╭──

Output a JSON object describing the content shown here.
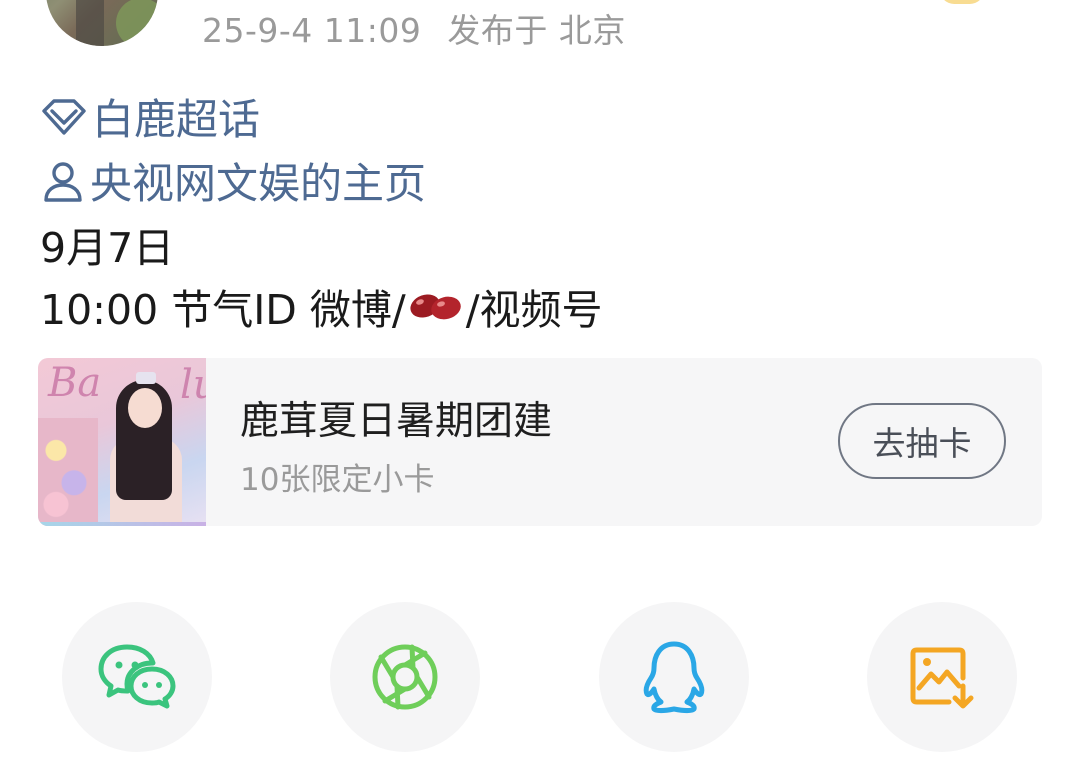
{
  "post": {
    "timestamp": "25-9-4 11:09",
    "location": "发布于 北京"
  },
  "links": {
    "supertopic": "白鹿超话",
    "homepage": "央视网文娱的主页"
  },
  "content": {
    "line1": "9月7日",
    "line2_prefix": "10:00 节气ID  微博/",
    "line2_suffix": "/视频号"
  },
  "card": {
    "title": "鹿茸夏日暑期团建",
    "subtitle": "10张限定小卡",
    "button": "去抽卡",
    "thumb_text_left": "Ba",
    "thumb_text_right": "lu"
  },
  "share": {
    "items": [
      {
        "icon": "wechat-icon",
        "color": "#3bc47e"
      },
      {
        "icon": "moments-icon",
        "color": "#6fce5a"
      },
      {
        "icon": "qq-icon",
        "color": "#2aa7e6"
      },
      {
        "icon": "save-image-icon",
        "color": "#f4a623"
      }
    ]
  },
  "colors": {
    "link": "#4e6a92",
    "meta": "#9a9a9a",
    "card_bg": "#f6f6f7"
  }
}
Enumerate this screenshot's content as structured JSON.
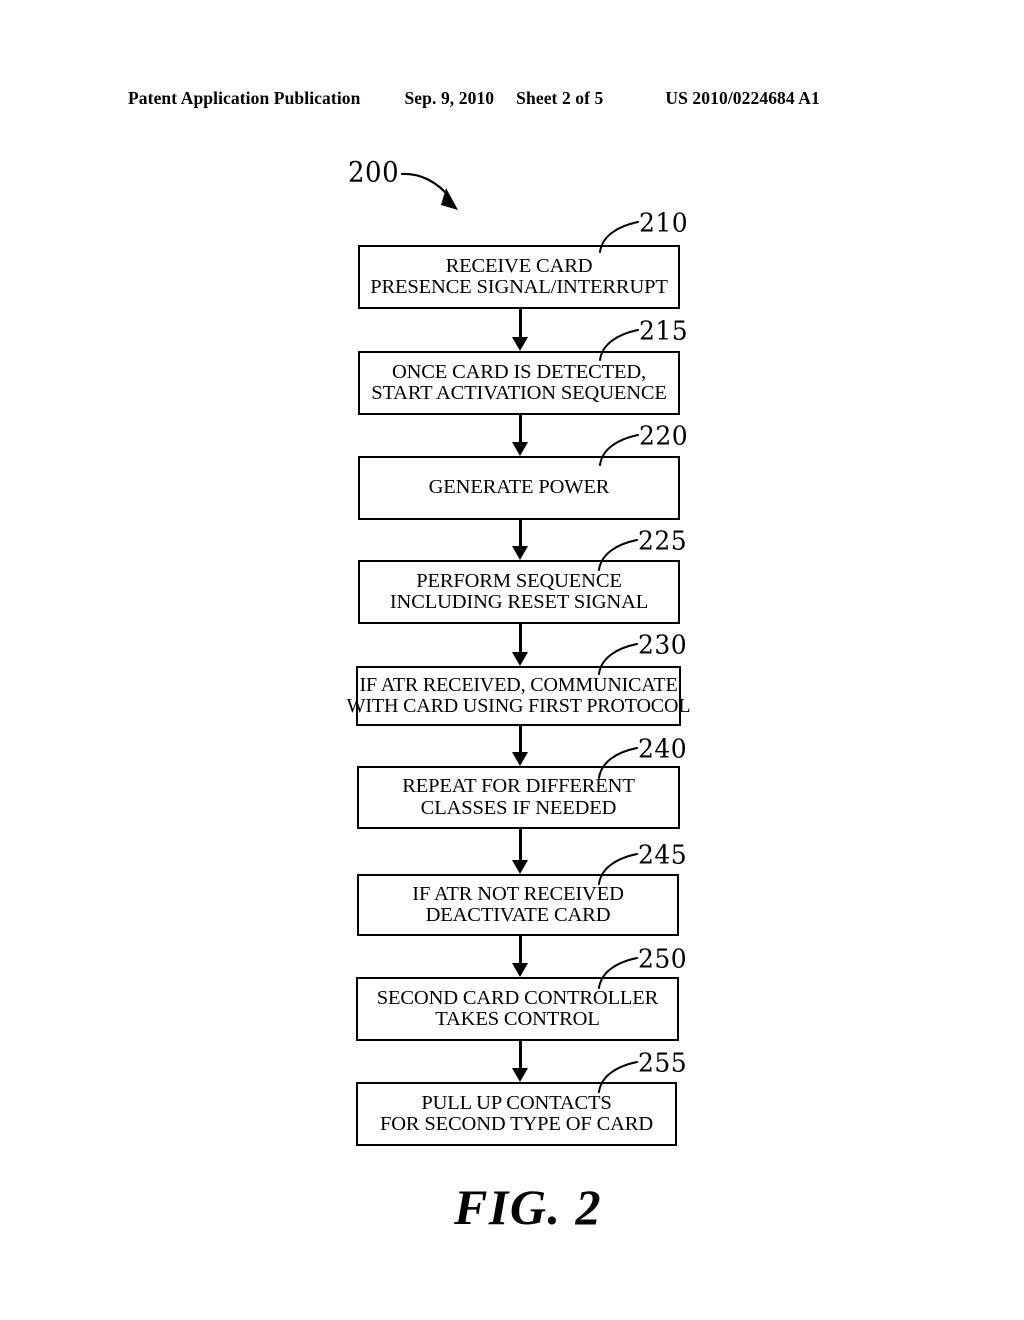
{
  "header": {
    "publication": "Patent Application Publication",
    "date": "Sep. 9, 2010",
    "sheet": "Sheet 2 of 5",
    "patent_number": "US 2010/0224684 A1"
  },
  "figure": {
    "caption": "FIG. 2",
    "diagram_label": "200",
    "colors": {
      "ink": "#000000",
      "page": "#ffffff"
    },
    "steps": [
      {
        "ref": "210",
        "lines": [
          "RECEIVE CARD",
          "PRESENCE SIGNAL/INTERRUPT"
        ]
      },
      {
        "ref": "215",
        "lines": [
          "ONCE CARD IS DETECTED,",
          "START ACTIVATION SEQUENCE"
        ]
      },
      {
        "ref": "220",
        "lines": [
          "GENERATE POWER"
        ]
      },
      {
        "ref": "225",
        "lines": [
          "PERFORM SEQUENCE",
          "INCLUDING RESET SIGNAL"
        ]
      },
      {
        "ref": "230",
        "lines": [
          "IF ATR RECEIVED, COMMUNICATE",
          "WITH CARD USING FIRST PROTOCOL"
        ]
      },
      {
        "ref": "240",
        "lines": [
          "REPEAT FOR DIFFERENT",
          "CLASSES IF NEEDED"
        ]
      },
      {
        "ref": "245",
        "lines": [
          "IF ATR NOT RECEIVED",
          "DEACTIVATE CARD"
        ]
      },
      {
        "ref": "250",
        "lines": [
          "SECOND CARD CONTROLLER",
          "TAKES CONTROL"
        ]
      },
      {
        "ref": "255",
        "lines": [
          "PULL UP CONTACTS",
          "FOR SECOND TYPE OF CARD"
        ]
      }
    ]
  }
}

╰──

- [REQUIRED WORK]
Report only the count of lines that include the string "JSON".

- [RESPONSE]
2